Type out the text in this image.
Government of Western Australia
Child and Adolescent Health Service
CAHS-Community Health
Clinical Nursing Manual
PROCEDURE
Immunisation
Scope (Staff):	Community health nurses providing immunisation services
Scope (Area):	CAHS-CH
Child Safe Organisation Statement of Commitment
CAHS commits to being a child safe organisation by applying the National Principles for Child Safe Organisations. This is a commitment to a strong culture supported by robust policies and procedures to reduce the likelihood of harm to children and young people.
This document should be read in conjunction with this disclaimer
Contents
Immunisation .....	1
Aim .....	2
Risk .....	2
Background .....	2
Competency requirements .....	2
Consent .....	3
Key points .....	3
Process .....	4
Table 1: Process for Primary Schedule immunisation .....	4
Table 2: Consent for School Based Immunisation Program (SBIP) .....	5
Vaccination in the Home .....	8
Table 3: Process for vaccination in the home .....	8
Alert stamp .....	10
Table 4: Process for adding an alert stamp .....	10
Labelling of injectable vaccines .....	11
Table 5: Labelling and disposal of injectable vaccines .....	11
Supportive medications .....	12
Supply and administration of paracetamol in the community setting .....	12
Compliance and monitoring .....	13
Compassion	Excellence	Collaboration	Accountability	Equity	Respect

####################

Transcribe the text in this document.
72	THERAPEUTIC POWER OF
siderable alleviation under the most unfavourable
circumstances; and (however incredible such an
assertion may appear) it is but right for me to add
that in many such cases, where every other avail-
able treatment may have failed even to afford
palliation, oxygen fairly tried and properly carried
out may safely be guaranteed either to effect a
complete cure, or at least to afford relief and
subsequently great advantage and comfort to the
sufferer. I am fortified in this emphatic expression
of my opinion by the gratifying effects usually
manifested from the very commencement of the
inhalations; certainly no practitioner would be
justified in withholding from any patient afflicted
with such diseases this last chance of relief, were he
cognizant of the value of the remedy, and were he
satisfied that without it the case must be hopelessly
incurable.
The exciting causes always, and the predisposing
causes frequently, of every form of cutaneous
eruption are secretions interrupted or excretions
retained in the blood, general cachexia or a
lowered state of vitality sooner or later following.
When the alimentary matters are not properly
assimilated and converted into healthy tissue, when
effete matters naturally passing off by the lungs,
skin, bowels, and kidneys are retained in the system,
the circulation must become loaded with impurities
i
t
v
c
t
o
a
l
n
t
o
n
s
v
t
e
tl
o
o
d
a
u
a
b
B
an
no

####################

The problem: Only lines with the string "text" belong in your answer; copy each one.

Answer to this exercise:
Type out the text in this image.
Transcribe the text in this document.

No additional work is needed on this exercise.